Transcreva a parte do trecho selecionado que começa em "No livro, as" e termina em "cadeira de rodas.", alterando "ilustrações" para "imagens".

TRECHO SELECIONADO
+ + +
A obra distingue-se de Caminhando com Paulo por trazer somente nas últimas páginas a moralidade de forma explícita: “todo mundo tem direito/ à saúde e proteção/ pra poder crescer saudável/ sem qualquer complicação/ e é bom que todo adulto/ não esqueça essa lição!” (pp. 14-15). Há, portanto, uma mensagem que pretende alertar adultos para os direitos às diferenças. A maneira como Arlene Holanda faz isso em Igual e Diferente é, nas palavras de Kirchof et al. (2013), com um

viés “politicamente correto” (que) invadiu grande parte dos livros para crianças, sobretudo nos últimos anos, sendo as narrativas literárias tomadas como veículo para circulação de informações, para o estabelecimento de regras morais e de receituários de como agir em relação a esta ou aquela diferença. (p. 1048)

Não podemos afirmar que esses dois livros são de literatura infantil, pois embora essa apresente modalidades de processos verbais e visuais, as obras analisadas até aqui não oferecem ao leitor infantil possibilidades amplas de dar sentido ao que lê, pois afinal as compreensões estão prontas (Cadermatori, 2006).

O Giro da Bailarina (2008) conta a experiência de Ana Carina, uma garota tetraplégica, com o balé. A narrativa é composta em primeira pessoa, a protagonista não é estereotipada e na obra não se evidencia um problema. Ana Carina descreve com alegria e um sentimento de superação a maneira que começou a dançar e como gosta de se apresentar no palco. “Olá, sou Ana Carina e tenho dez anos. Fiquei aqui para falar um pouquinho da emoção que estou sentindo. Sabem, eu acabei de sair do palco, fiz minha primeira apresentação de balé. Foi como um sonho” (pp. 1-2); “eu não imaginava que poderia fazer aqueles movimentos tão leves, que só as bailarinas fazem. Mesmo assim, fiquei muito feliz!” (p. 8).

No livro, as ilustrações dialogam com o texto escrito, ampliando suas possibilidades significativas, pois a menina, sutilmente, expõe suas limitações, mas não as explici ta, o leitor é conduzido pela relação de Ana Carina com o balé até à página 15, quando a garota dança sentada em uma cadeira de rodas.

Por ser um texto descritivo na voz da protagonista, Ana Carina é representada como uma personagem “praticante”, pois é ela quem dança com a professora, o palhaço e suas amigas. Há também indícios que a personagem é aceite pelos outros por seu comportamento individual, o leitor verifica isso nas relações com a professora, “me senti como uma bailarina. Minha professora sorriu” (p. 5) e com as amigas “tenho outras amigas que, como eu, também giram sobre as rodas” (p. 20).

As personagens - Ana Carina, professora, amigas - são evidenciadas como modelos positivos e construtivos, a protagonista e as amigas, também cadeirantes, são felizes e superam as dificuldades e a professora aceita as diferenças.
+ + +
DADOS FORNECIDOS
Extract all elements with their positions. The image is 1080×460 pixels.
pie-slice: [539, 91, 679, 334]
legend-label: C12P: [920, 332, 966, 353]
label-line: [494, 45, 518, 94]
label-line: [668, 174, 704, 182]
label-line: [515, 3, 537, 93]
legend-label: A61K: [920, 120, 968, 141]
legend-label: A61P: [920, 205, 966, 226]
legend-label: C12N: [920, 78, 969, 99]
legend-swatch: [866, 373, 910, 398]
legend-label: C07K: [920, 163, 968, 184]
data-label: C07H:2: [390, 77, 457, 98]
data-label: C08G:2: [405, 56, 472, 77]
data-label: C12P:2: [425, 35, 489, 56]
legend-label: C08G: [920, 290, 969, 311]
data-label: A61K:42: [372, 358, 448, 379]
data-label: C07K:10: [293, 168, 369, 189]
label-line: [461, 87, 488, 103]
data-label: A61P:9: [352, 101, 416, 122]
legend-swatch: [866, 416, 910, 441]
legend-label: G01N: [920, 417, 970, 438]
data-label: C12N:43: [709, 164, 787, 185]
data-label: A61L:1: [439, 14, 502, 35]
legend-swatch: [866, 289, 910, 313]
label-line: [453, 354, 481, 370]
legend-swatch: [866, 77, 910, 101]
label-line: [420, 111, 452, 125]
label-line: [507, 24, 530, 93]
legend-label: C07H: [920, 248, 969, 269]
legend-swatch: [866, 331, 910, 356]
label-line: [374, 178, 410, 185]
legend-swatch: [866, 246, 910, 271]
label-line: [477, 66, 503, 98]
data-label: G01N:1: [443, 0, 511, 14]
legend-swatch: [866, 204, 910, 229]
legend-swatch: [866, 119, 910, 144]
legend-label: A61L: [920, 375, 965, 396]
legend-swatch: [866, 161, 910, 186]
+ + +
RESOLUÇÃO
No livro, as imagens dialogam com o texto escrito, ampliando suas possibilidades significativas, pois a menina, sutilmente, expõe suas limitações, mas não as explici ta, o leitor é conduzido pela relação de Ana Carina com o balé até à página 15, quando a garota dança sentada em uma cadeira de rodas.